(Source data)
==*==

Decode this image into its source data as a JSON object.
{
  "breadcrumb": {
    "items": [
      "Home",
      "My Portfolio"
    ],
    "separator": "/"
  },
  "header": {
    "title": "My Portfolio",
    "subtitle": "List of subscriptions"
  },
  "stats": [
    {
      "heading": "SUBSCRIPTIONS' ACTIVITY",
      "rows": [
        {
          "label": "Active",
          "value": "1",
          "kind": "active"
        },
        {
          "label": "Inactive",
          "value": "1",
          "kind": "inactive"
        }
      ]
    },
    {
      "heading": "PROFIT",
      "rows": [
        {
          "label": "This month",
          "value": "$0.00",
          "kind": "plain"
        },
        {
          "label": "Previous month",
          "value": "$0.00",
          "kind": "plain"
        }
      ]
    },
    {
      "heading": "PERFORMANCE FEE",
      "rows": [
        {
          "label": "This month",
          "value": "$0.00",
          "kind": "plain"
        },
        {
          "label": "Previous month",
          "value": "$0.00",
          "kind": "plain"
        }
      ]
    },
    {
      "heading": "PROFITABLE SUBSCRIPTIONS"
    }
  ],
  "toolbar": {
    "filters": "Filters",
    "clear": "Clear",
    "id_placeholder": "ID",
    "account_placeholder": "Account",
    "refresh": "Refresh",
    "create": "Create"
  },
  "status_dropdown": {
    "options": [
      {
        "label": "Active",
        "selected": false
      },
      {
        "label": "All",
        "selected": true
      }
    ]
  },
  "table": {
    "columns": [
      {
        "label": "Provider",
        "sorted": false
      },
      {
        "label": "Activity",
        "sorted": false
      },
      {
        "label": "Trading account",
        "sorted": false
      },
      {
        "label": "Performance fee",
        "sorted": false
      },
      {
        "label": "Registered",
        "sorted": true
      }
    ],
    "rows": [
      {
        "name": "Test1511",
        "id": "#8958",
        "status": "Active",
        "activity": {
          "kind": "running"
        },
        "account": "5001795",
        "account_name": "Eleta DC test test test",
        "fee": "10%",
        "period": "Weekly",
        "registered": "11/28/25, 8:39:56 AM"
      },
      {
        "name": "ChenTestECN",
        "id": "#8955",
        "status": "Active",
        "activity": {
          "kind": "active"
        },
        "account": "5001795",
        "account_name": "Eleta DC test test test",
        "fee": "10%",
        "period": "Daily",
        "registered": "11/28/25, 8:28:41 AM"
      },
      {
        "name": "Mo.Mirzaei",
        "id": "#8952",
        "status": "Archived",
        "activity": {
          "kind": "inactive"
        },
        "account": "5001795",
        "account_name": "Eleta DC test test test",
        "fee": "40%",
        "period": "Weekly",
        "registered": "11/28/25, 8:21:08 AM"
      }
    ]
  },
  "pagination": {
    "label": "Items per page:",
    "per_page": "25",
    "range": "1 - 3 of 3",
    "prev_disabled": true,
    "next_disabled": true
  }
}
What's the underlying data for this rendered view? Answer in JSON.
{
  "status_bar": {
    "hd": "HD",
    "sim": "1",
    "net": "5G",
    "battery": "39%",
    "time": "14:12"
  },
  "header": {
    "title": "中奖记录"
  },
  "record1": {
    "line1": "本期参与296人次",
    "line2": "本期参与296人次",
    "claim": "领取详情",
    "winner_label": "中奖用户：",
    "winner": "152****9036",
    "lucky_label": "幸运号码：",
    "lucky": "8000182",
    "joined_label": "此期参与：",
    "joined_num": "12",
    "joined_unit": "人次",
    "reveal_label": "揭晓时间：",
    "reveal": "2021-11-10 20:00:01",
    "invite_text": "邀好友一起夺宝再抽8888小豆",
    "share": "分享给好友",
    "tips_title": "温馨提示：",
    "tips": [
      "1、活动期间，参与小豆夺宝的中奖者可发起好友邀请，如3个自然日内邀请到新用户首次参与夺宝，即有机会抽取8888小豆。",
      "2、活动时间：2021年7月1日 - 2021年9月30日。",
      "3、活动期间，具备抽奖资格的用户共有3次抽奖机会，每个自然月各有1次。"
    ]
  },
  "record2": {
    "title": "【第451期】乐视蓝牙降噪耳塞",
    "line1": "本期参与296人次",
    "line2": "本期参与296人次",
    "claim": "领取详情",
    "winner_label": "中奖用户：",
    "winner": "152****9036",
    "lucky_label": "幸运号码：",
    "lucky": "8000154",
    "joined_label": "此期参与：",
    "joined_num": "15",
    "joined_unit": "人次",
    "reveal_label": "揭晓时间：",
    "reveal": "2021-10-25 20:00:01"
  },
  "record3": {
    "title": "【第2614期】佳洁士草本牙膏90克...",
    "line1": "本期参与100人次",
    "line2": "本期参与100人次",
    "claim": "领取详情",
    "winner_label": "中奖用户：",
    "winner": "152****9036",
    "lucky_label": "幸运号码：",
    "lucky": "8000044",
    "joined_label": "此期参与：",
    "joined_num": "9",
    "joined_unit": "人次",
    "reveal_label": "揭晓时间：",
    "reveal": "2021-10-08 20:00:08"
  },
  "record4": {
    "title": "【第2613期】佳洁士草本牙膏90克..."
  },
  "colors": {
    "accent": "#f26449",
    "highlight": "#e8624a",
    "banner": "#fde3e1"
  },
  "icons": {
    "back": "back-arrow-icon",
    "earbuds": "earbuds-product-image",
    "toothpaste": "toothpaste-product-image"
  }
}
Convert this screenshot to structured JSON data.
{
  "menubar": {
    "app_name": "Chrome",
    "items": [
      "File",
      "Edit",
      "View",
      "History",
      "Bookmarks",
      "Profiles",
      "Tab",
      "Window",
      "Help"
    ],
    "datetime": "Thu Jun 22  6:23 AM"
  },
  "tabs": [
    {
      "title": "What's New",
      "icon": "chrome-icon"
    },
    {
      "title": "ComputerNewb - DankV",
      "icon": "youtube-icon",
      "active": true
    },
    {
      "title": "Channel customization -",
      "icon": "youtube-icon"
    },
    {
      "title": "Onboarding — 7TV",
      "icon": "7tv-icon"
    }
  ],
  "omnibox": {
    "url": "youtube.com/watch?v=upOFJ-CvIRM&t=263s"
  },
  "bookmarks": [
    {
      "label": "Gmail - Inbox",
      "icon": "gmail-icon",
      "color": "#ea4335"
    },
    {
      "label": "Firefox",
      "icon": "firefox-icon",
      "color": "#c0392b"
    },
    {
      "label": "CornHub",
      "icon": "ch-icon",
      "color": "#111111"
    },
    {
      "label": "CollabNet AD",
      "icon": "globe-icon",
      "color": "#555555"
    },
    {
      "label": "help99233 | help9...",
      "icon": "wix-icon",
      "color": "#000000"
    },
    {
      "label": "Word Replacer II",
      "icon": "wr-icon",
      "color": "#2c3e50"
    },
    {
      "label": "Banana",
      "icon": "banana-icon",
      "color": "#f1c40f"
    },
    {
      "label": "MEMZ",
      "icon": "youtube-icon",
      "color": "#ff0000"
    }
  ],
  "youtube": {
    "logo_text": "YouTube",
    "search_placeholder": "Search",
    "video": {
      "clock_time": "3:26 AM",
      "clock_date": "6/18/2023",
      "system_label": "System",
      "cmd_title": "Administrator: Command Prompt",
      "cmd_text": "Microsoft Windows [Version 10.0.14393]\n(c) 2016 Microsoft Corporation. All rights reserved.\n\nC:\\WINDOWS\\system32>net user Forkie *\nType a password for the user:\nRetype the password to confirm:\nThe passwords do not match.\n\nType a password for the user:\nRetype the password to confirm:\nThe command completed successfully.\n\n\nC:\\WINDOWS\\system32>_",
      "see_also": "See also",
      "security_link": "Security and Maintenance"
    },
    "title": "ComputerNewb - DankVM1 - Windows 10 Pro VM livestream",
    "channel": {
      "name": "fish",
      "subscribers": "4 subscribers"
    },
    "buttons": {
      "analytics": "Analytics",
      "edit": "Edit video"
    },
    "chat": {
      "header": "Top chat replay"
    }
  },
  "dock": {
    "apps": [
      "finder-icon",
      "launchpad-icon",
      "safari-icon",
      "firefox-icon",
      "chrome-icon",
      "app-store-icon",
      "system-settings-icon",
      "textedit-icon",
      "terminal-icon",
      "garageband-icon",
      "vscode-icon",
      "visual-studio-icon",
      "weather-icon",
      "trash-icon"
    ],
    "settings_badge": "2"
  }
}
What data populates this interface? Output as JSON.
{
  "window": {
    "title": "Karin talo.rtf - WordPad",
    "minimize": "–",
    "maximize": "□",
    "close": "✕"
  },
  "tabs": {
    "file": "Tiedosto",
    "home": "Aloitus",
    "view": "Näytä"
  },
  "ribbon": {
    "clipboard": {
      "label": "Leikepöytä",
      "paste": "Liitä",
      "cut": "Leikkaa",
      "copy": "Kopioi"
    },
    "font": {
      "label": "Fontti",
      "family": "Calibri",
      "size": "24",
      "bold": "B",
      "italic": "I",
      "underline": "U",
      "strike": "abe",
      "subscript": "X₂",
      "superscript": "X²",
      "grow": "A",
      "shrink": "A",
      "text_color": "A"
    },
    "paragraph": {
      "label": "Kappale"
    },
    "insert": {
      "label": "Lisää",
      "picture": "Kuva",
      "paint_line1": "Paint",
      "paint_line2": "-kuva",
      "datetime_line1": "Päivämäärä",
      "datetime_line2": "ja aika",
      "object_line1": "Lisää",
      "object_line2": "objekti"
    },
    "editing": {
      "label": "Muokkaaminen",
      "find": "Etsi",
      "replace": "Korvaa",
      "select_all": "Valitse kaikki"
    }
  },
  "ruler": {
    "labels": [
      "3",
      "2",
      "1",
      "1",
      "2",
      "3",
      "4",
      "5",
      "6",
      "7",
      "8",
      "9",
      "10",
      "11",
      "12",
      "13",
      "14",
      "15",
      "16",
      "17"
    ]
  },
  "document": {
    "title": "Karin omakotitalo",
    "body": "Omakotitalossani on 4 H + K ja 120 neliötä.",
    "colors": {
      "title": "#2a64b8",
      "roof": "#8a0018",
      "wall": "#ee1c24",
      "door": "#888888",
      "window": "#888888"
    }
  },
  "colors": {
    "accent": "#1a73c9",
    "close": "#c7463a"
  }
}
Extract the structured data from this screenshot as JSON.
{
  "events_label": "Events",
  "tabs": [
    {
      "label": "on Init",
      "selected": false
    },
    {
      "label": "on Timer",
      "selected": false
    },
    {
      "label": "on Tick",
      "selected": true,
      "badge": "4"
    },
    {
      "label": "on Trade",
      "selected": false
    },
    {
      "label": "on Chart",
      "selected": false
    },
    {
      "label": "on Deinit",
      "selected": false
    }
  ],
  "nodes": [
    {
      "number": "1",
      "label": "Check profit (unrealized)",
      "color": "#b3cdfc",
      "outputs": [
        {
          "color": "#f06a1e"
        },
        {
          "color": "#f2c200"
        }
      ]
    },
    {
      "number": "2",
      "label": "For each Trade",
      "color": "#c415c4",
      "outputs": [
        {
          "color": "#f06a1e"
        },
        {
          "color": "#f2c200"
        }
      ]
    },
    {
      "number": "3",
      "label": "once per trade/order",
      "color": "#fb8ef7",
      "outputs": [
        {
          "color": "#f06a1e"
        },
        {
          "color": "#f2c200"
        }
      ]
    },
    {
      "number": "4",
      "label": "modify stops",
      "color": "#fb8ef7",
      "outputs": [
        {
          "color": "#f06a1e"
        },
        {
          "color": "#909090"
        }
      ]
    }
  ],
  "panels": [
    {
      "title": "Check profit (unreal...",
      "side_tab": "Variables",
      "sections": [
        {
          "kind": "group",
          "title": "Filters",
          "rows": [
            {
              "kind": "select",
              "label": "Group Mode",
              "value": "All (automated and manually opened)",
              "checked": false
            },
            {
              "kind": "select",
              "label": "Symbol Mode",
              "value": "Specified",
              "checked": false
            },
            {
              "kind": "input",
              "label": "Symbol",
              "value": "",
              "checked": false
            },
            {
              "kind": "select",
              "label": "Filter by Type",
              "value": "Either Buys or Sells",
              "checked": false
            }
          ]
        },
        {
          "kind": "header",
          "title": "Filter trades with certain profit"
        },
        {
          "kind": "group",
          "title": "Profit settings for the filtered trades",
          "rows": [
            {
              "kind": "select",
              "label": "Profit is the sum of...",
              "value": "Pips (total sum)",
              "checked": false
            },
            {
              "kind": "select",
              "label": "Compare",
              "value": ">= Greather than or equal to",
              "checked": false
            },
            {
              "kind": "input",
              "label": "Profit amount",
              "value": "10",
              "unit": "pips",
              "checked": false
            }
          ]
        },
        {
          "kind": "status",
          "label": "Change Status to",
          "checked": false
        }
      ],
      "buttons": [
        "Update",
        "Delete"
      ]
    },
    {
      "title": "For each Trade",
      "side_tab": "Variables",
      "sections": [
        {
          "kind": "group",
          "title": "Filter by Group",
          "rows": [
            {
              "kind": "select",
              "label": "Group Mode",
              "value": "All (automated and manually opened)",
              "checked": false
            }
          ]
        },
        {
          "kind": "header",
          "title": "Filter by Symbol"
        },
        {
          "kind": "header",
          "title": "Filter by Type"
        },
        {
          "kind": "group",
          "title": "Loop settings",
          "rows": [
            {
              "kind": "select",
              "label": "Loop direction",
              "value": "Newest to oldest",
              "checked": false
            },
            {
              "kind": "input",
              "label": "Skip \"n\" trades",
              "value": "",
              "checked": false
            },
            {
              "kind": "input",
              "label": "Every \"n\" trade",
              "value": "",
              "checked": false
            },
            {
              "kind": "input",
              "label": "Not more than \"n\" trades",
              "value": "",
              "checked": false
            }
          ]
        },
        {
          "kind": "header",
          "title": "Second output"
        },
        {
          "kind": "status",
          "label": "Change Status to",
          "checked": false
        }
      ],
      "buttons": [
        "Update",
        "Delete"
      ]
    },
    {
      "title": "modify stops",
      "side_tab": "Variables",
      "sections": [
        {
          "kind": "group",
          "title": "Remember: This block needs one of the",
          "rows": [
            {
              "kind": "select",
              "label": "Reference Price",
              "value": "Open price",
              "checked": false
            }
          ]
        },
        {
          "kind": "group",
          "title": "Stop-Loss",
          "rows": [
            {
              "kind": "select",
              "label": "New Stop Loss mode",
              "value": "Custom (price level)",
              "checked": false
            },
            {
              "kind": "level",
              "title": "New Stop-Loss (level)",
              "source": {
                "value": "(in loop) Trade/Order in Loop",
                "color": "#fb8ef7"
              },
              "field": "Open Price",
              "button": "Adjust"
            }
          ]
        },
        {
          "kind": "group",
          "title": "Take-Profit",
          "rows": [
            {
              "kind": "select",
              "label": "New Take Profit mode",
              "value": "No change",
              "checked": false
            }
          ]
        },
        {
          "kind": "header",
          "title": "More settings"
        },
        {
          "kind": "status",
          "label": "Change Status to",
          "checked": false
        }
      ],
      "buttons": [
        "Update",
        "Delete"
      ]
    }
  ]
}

==*==

EXERCISE PROMPT: Go through the material above and count the lines that contain "stops"; answer with the number alone.

REPLY TO THE EXERCISE: 2